SHORT PROBLEM — In the data that follows, count each line holding the string "pages"; answer with the number only.

[Dataset items]

⁂

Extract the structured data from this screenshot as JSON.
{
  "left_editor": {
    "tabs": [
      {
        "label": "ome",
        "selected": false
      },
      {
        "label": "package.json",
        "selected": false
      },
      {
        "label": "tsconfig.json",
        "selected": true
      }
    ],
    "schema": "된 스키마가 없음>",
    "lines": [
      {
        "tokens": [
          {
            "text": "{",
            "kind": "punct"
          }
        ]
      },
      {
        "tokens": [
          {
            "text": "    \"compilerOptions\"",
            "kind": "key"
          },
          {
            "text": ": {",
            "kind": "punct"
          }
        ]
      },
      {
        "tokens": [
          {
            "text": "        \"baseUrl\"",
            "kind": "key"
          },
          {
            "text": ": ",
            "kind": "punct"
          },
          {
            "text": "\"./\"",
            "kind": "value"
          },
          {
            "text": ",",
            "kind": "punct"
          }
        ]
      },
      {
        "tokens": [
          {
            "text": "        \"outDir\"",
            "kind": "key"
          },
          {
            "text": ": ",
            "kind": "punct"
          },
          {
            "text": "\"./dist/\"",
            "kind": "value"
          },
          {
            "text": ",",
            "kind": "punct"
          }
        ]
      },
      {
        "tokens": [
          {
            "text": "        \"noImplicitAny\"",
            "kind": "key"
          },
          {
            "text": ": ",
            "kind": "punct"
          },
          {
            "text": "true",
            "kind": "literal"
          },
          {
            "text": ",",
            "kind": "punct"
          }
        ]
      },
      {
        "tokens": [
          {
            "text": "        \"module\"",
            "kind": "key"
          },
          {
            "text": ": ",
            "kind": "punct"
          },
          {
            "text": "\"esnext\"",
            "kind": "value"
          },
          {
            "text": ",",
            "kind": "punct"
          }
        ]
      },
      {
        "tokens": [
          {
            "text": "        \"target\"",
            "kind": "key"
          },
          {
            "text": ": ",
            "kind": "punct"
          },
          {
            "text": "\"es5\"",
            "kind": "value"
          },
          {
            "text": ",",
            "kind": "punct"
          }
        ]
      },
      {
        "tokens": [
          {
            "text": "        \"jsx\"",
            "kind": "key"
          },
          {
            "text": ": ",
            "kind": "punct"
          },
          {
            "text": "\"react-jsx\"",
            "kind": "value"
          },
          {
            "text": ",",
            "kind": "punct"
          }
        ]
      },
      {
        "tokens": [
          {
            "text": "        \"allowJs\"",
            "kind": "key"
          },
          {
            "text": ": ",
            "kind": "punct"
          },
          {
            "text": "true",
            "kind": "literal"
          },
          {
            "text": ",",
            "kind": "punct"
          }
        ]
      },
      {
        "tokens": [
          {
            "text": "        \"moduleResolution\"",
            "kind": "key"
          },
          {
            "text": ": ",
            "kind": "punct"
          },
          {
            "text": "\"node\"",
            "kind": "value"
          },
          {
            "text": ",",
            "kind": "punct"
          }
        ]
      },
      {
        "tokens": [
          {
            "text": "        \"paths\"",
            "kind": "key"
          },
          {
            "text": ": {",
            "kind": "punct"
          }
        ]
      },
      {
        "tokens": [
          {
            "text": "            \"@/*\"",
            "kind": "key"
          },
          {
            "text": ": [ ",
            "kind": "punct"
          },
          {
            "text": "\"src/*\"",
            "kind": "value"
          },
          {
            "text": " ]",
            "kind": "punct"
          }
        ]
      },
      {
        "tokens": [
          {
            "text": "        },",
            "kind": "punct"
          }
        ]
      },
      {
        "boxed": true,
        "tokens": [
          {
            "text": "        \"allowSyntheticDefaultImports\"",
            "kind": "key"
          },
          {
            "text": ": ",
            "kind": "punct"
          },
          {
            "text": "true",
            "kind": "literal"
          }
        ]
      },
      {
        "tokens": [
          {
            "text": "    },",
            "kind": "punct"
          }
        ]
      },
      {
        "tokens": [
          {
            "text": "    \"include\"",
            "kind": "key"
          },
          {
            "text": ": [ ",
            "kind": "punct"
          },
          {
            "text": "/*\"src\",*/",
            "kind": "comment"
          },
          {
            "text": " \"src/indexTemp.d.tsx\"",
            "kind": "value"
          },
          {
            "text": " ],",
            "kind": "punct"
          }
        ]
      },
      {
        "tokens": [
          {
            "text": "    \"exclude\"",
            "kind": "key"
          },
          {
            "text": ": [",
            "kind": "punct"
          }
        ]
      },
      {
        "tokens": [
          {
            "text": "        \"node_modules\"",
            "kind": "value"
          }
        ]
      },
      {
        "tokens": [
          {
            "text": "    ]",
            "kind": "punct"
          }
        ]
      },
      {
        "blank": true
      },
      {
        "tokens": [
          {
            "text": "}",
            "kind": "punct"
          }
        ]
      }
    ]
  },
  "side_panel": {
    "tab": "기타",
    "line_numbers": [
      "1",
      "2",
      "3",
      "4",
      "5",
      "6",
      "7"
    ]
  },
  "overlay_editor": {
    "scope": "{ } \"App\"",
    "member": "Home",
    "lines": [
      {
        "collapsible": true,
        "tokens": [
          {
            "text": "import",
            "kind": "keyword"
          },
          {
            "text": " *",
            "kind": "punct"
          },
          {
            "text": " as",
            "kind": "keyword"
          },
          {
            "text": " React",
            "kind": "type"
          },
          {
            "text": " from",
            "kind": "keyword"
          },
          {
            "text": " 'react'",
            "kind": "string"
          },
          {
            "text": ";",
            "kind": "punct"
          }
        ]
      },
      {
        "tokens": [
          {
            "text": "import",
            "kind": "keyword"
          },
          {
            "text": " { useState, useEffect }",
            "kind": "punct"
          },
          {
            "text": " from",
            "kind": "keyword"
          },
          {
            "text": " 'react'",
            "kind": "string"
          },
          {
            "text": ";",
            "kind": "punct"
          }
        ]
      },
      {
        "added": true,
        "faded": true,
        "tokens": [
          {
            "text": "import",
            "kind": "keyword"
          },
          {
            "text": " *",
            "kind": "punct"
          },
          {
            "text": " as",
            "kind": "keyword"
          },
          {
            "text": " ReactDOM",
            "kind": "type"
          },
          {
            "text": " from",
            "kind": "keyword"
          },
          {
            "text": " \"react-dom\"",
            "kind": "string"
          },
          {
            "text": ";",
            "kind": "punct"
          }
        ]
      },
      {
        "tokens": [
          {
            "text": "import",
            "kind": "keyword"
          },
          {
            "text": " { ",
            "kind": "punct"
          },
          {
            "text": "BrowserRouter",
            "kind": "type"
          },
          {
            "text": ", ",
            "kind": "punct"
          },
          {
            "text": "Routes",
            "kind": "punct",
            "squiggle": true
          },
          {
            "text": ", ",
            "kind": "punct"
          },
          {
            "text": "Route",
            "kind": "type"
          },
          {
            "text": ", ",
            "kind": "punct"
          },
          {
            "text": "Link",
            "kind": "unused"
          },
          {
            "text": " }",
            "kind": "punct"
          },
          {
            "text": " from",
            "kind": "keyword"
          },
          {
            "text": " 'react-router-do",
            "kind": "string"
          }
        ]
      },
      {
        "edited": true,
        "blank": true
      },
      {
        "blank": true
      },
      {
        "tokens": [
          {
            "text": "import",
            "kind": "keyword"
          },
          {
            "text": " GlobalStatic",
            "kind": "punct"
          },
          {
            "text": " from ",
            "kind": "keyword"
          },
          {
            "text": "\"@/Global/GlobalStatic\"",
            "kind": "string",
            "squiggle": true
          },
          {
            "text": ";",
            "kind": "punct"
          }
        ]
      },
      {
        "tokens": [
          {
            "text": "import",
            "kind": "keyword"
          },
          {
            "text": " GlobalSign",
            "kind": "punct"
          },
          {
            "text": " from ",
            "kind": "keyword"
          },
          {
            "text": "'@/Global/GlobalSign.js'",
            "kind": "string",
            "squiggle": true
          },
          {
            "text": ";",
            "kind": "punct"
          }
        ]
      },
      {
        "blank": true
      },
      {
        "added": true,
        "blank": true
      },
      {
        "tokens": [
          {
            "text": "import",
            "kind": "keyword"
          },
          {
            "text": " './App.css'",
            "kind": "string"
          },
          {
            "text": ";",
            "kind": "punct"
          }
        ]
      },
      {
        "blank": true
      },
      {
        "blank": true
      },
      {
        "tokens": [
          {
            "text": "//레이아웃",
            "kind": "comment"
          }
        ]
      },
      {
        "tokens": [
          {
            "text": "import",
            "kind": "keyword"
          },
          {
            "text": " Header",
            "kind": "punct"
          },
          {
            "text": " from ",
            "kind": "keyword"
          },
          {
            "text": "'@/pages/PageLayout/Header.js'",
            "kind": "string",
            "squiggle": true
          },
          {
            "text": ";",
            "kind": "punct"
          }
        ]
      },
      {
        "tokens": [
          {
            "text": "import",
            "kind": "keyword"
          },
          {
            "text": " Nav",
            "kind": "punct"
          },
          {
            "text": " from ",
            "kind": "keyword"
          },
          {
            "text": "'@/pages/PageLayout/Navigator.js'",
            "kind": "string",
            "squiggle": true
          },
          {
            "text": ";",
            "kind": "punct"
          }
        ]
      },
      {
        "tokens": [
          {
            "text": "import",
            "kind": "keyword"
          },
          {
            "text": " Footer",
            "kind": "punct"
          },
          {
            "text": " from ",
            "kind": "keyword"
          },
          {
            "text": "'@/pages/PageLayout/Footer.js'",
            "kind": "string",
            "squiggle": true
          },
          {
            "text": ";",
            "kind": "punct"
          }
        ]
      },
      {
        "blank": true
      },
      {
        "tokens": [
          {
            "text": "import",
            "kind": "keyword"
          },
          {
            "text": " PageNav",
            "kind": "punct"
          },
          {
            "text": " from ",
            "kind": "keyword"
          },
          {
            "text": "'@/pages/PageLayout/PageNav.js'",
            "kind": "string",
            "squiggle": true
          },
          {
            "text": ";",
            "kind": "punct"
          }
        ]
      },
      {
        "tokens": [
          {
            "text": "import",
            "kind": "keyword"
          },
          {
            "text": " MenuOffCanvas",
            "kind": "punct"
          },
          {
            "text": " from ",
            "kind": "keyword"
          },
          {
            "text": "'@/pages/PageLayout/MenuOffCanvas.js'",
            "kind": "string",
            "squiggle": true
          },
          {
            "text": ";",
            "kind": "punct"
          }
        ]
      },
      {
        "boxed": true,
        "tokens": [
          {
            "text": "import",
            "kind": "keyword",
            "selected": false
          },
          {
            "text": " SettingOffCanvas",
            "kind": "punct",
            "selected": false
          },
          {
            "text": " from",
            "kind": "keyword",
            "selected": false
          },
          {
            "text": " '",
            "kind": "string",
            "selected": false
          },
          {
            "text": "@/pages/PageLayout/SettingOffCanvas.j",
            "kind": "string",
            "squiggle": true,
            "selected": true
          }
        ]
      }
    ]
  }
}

⁂

OUTPUT — 6